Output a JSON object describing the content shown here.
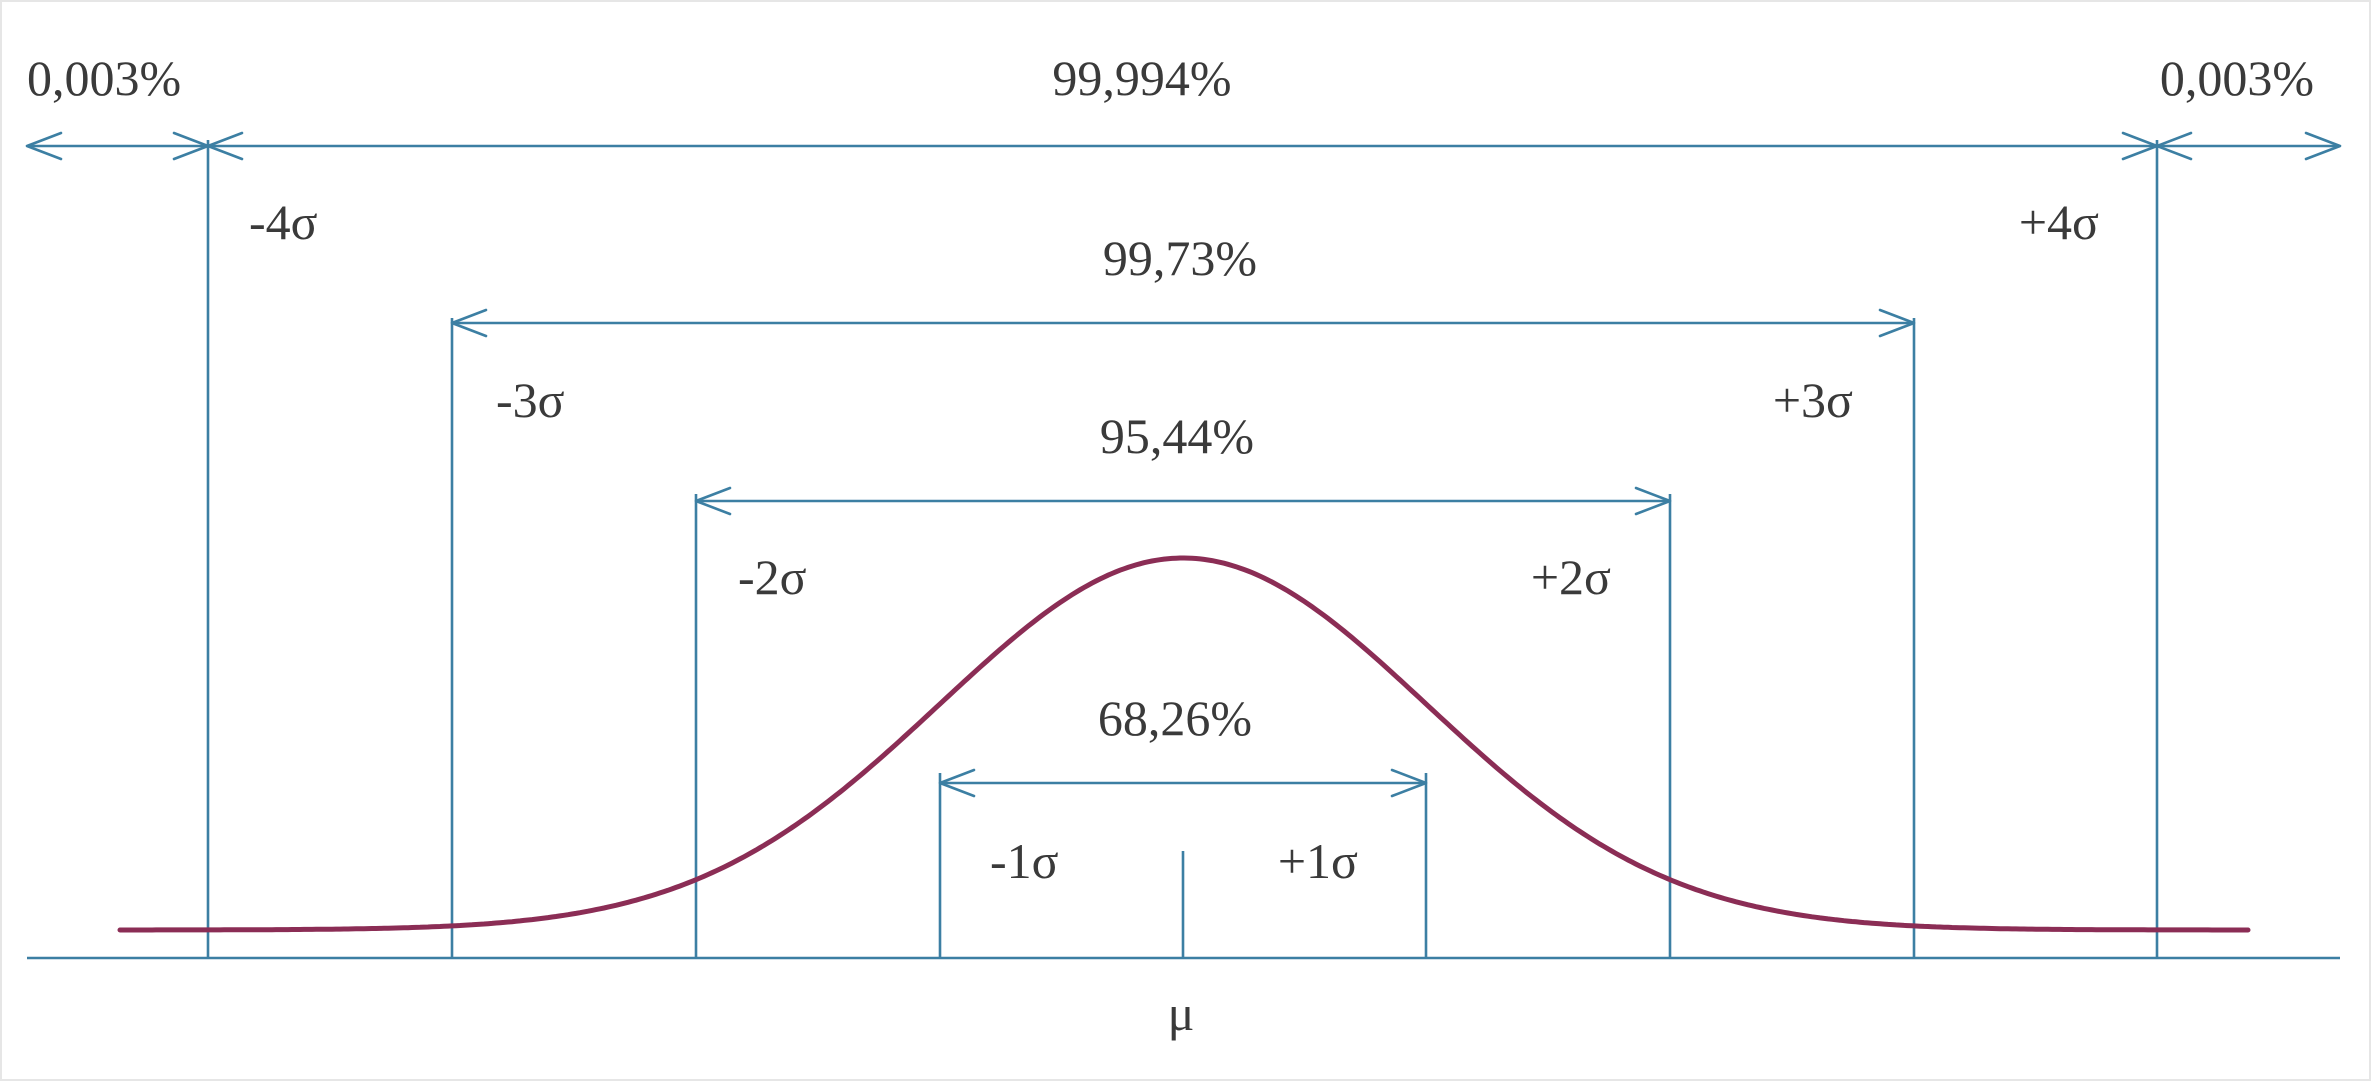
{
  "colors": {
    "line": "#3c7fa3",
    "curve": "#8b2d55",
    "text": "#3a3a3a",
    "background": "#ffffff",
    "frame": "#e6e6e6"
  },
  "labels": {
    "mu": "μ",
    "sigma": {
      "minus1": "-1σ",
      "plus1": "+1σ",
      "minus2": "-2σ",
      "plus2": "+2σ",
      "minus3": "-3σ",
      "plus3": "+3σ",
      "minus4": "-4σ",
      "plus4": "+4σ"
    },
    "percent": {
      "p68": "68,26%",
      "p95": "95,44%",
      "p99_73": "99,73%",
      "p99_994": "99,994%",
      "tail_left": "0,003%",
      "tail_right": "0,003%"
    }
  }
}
==================================================
** EXERCISE **
Reproduce all entries without any change, and omit the pictures.

** EXERCISE RESULT **
Output a JSON object describing the content shown here.
{
  "colors": {
    "line": "#3c7fa3",
    "curve": "#8b2d55",
    "text": "#3a3a3a",
    "background": "#ffffff",
    "frame": "#e6e6e6"
  },
  "labels": {
    "mu": "μ",
    "sigma": {
      "minus1": "-1σ",
      "plus1": "+1σ",
      "minus2": "-2σ",
      "plus2": "+2σ",
      "minus3": "-3σ",
      "plus3": "+3σ",
      "minus4": "-4σ",
      "plus4": "+4σ"
    },
    "percent": {
      "p68": "68,26%",
      "p95": "95,44%",
      "p99_73": "99,73%",
      "p99_994": "99,994%",
      "tail_left": "0,003%",
      "tail_right": "0,003%"
    }
  }
}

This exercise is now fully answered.